- [Task to carry out]
Scan the material for the word "marker", and copy each line where it shows up.

- [Extracted records]
○ ○ ○ ○ ○

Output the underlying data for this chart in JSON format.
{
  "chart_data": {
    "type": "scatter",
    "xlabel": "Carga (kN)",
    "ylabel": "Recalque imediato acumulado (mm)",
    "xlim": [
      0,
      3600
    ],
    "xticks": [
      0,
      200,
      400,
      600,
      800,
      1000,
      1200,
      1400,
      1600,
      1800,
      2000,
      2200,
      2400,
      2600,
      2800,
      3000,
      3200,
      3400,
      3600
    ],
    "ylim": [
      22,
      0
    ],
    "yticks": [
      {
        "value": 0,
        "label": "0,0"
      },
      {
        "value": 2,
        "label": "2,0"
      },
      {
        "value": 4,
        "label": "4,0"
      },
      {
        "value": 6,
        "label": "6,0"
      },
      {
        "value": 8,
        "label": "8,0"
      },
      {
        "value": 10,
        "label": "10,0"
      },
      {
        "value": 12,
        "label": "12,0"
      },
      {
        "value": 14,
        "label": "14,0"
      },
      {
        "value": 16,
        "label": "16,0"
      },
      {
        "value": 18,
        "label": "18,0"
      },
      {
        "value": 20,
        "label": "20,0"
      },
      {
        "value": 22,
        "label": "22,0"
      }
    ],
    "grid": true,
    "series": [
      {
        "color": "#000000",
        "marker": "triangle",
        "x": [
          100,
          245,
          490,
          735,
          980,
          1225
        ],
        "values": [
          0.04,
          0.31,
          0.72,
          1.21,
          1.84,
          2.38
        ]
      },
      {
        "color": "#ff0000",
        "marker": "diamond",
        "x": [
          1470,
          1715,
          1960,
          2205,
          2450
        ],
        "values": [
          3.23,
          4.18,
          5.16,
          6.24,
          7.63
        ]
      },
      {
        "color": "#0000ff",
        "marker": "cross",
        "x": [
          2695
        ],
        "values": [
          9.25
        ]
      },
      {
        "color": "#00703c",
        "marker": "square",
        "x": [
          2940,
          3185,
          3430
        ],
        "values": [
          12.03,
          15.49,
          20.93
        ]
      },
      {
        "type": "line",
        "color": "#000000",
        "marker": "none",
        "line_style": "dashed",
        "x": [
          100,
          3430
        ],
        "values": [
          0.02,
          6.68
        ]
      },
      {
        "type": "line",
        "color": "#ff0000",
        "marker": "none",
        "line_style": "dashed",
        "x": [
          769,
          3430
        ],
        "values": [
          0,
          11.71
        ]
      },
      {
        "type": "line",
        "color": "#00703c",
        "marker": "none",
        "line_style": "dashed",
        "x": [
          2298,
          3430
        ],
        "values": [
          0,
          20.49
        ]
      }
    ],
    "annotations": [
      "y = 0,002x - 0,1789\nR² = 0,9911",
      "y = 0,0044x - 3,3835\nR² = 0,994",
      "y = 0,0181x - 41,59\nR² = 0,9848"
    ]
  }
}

○ ○ ○ ○ ○

- [Task response]
        "marker": "triangle",
        "marker": "diamond",
        "marker": "cross",
        "marker": "square",
        "marker": "none",
        "marker": "none",
        "marker": "none",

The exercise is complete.